Supplied passage:
- - - - -
Reputation: 16375
I am using the Pandas library for some data analysis. I am testing correlations between attributes. So I calculated the correlations using the .corr()
function of the Pandas library. I also want to calculate the statistical significance of this correlations. I already asked a question here. The Pandas library seems to not have this function.
I was advised to use scipy.stats
.
from scipy.stats import pearsonr
pearsonr
is the function to compute pearson correlation, which is exactly what .corr()
except that it also returns the significance, which is what I am after for.
The pearsonr
cannot deal with Na/null values. So I get rid of them using .dropna()
. This removes more examples then it should.
In my original csv file there is more words for NA/ null values, I account for this when I open the file:
data = pd.read_csv(player, sep=',', na_values=['Did Not Dress','Did Not Play','Inactive','Not With Team'], index_col=0)
.corr() deals with missing the missing values itself. The question is why does the .dropna()
remove too many examples. Some values are 0 or 0.00(percentage), but that should not be excluded for my purpose.
- - - - -
Dataset items:
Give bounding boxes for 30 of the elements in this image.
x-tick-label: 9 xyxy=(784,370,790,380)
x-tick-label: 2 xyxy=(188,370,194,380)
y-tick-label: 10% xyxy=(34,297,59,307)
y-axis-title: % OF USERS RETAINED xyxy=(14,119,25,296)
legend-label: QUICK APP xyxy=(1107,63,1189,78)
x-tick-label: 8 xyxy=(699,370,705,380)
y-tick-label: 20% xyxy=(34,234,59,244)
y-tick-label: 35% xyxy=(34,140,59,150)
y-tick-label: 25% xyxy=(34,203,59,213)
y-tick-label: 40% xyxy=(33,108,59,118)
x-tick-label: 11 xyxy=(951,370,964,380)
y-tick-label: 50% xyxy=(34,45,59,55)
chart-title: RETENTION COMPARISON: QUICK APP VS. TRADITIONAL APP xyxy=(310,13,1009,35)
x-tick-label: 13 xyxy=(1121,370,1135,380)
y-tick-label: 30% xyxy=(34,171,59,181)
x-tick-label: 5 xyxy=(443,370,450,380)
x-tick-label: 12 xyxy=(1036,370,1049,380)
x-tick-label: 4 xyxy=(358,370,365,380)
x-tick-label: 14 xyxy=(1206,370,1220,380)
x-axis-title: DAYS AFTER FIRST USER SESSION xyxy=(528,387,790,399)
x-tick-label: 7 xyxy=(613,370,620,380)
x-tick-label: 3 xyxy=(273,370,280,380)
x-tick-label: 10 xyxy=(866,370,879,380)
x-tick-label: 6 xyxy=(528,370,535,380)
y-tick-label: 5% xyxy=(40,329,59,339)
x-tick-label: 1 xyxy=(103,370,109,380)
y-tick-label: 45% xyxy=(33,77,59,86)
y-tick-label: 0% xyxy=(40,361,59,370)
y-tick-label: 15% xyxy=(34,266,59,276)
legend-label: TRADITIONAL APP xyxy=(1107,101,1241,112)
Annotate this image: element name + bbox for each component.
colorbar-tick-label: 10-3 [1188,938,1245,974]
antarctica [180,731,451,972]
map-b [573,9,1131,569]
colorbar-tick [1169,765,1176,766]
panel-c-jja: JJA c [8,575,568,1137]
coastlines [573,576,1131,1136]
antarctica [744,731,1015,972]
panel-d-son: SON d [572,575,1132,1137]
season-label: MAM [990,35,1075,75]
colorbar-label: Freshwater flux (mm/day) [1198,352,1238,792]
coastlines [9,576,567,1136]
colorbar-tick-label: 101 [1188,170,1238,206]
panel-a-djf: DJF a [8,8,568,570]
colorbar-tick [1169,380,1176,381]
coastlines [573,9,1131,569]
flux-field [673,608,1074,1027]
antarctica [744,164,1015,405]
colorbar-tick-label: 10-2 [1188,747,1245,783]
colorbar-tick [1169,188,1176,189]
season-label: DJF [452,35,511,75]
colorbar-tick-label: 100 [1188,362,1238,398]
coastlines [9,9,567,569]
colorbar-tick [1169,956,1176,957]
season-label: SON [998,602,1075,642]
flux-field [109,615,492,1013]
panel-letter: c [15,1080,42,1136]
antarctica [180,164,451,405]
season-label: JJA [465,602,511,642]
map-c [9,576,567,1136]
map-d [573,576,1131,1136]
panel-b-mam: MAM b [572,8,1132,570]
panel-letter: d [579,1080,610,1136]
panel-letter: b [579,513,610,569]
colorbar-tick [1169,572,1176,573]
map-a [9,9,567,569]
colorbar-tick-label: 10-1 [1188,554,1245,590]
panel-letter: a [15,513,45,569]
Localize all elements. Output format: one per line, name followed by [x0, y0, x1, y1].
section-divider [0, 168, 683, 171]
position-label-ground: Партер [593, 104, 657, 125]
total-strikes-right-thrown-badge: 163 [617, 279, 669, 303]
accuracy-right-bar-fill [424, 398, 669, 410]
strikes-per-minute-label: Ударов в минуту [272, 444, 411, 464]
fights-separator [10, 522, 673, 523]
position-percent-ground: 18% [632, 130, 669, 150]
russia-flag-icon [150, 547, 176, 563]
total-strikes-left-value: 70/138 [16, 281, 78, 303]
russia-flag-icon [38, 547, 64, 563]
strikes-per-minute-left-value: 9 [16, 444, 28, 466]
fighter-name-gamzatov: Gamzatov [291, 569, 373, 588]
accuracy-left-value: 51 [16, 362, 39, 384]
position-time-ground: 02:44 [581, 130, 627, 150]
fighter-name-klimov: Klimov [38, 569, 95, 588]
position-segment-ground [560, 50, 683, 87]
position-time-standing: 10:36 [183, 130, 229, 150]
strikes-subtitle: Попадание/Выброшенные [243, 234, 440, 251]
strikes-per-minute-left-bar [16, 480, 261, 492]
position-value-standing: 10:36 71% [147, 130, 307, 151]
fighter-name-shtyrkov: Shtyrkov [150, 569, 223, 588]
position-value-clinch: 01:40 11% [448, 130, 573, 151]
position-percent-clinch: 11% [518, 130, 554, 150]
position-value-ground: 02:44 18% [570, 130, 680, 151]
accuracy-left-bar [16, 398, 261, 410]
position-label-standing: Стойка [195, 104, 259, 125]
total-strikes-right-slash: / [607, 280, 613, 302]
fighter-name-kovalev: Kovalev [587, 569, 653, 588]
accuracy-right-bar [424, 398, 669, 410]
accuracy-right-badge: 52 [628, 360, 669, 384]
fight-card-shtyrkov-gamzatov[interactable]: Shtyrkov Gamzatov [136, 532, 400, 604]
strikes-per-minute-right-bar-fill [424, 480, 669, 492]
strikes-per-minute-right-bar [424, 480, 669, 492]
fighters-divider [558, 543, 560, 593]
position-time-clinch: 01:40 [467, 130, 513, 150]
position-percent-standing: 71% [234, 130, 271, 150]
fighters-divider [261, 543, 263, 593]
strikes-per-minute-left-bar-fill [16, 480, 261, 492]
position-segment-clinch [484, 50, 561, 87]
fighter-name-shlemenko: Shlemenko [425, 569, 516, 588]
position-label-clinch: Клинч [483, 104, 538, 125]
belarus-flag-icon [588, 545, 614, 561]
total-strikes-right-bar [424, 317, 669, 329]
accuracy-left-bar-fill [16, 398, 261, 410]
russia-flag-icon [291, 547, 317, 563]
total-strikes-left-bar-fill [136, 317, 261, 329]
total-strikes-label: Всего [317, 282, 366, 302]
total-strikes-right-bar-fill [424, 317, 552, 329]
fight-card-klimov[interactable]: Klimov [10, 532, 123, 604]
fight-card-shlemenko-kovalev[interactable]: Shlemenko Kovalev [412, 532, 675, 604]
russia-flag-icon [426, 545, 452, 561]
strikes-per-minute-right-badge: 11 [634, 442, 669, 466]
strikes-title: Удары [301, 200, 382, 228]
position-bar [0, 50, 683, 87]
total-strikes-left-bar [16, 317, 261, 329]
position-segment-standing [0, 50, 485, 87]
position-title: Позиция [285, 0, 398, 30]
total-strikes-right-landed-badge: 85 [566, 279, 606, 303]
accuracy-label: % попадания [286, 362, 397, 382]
- - - - -
Task item:
Reproduce the full text of the Pandas correlation question word for word. These entries have no connection to the text about Pandas correlations.

Solution for this task:
Reputation: 16375
I am using the Pandas library for some data analysis. I am testing correlations between attributes. So I calculated the correlations using the .corr()
function of the Pandas library. I also want to calculate the statistical significance of this correlations. I already asked a question here. The Pandas library seems to not have this function.
I was advised to use scipy.stats
.
from scipy.stats import pearsonr
pearsonr
is the function to compute pearson correlation, which is exactly what .corr()
except that it also returns the significance, which is what I am after for.
The pearsonr
cannot deal with Na/null values. So I get rid of them using .dropna()
. This removes more examples then it should.
In my original csv file there is more words for NA/ null values, I account for this when I open the file:
data = pd.read_csv(player, sep=',', na_values=['Did Not Dress','Did Not Play','Inactive','Not With Team'], index_col=0)
.corr() deals with missing the missing values itself. The question is why does the .dropna()
remove too many examples. Some values are 0 or 0.00(percentage), but that should not be excluded for my purpose.